Given records
------------------------------------------------
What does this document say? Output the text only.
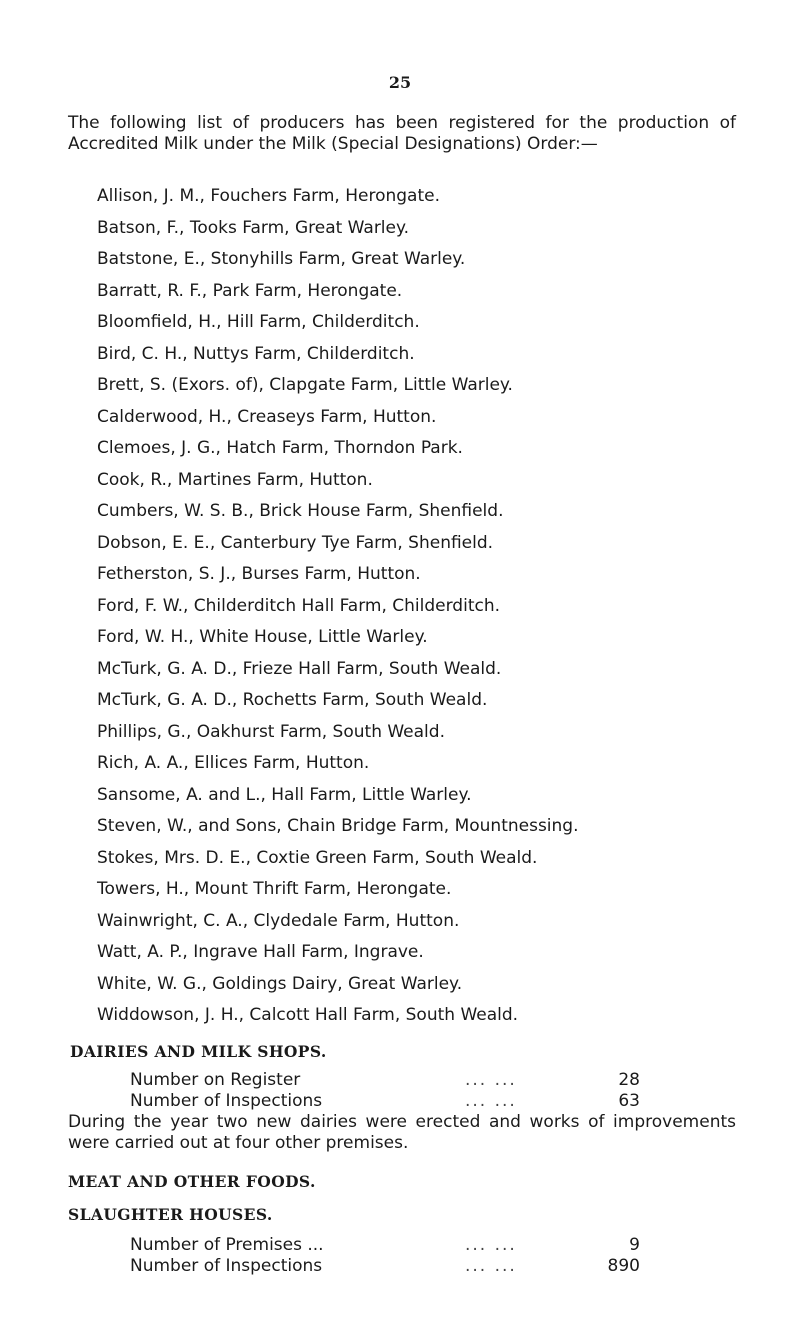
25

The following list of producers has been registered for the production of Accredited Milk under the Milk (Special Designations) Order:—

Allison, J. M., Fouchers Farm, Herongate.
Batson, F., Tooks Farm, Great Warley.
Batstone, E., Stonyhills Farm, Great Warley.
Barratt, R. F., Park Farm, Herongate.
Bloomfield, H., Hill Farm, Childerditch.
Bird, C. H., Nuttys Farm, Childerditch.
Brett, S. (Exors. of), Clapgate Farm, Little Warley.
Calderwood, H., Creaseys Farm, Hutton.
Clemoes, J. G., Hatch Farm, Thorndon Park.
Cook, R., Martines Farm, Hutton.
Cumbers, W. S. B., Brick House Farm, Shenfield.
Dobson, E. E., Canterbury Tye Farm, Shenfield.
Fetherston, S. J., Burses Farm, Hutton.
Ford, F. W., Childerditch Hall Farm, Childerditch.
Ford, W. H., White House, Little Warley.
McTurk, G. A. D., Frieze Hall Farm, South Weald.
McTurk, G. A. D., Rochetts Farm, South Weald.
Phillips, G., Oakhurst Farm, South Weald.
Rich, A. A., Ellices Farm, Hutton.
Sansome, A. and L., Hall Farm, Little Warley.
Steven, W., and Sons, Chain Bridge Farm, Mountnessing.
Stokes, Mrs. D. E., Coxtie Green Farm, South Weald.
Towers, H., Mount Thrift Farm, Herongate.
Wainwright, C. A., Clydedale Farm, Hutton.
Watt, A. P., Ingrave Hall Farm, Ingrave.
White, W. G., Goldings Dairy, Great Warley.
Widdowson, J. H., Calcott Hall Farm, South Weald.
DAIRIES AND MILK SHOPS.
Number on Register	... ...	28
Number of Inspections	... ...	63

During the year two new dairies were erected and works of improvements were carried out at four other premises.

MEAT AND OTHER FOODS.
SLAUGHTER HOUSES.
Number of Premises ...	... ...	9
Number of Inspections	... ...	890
------------------------------------------------
Required task
Output every entry word for word, but omit the pictures.

Written response
What does this document say? Output the text only.
25

The following list of producers has been registered for the production of Accredited Milk under the Milk (Special Designations) Order:—

Allison, J. M., Fouchers Farm, Herongate.
Batson, F., Tooks Farm, Great Warley.
Batstone, E., Stonyhills Farm, Great Warley.
Barratt, R. F., Park Farm, Herongate.
Bloomfield, H., Hill Farm, Childerditch.
Bird, C. H., Nuttys Farm, Childerditch.
Brett, S. (Exors. of), Clapgate Farm, Little Warley.
Calderwood, H., Creaseys Farm, Hutton.
Clemoes, J. G., Hatch Farm, Thorndon Park.
Cook, R., Martines Farm, Hutton.
Cumbers, W. S. B., Brick House Farm, Shenfield.
Dobson, E. E., Canterbury Tye Farm, Shenfield.
Fetherston, S. J., Burses Farm, Hutton.
Ford, F. W., Childerditch Hall Farm, Childerditch.
Ford, W. H., White House, Little Warley.
McTurk, G. A. D., Frieze Hall Farm, South Weald.
McTurk, G. A. D., Rochetts Farm, South Weald.
Phillips, G., Oakhurst Farm, South Weald.
Rich, A. A., Ellices Farm, Hutton.
Sansome, A. and L., Hall Farm, Little Warley.
Steven, W., and Sons, Chain Bridge Farm, Mountnessing.
Stokes, Mrs. D. E., Coxtie Green Farm, South Weald.
Towers, H., Mount Thrift Farm, Herongate.
Wainwright, C. A., Clydedale Farm, Hutton.
Watt, A. P., Ingrave Hall Farm, Ingrave.
White, W. G., Goldings Dairy, Great Warley.
Widdowson, J. H., Calcott Hall Farm, South Weald.
DAIRIES AND MILK SHOPS.
Number on Register	... ...	28
Number of Inspections	... ...	63

During the year two new dairies were erected and works of improvements were carried out at four other premises.

MEAT AND OTHER FOODS.
SLAUGHTER HOUSES.
Number of Premises ...	... ...	9
Number of Inspections	... ...	890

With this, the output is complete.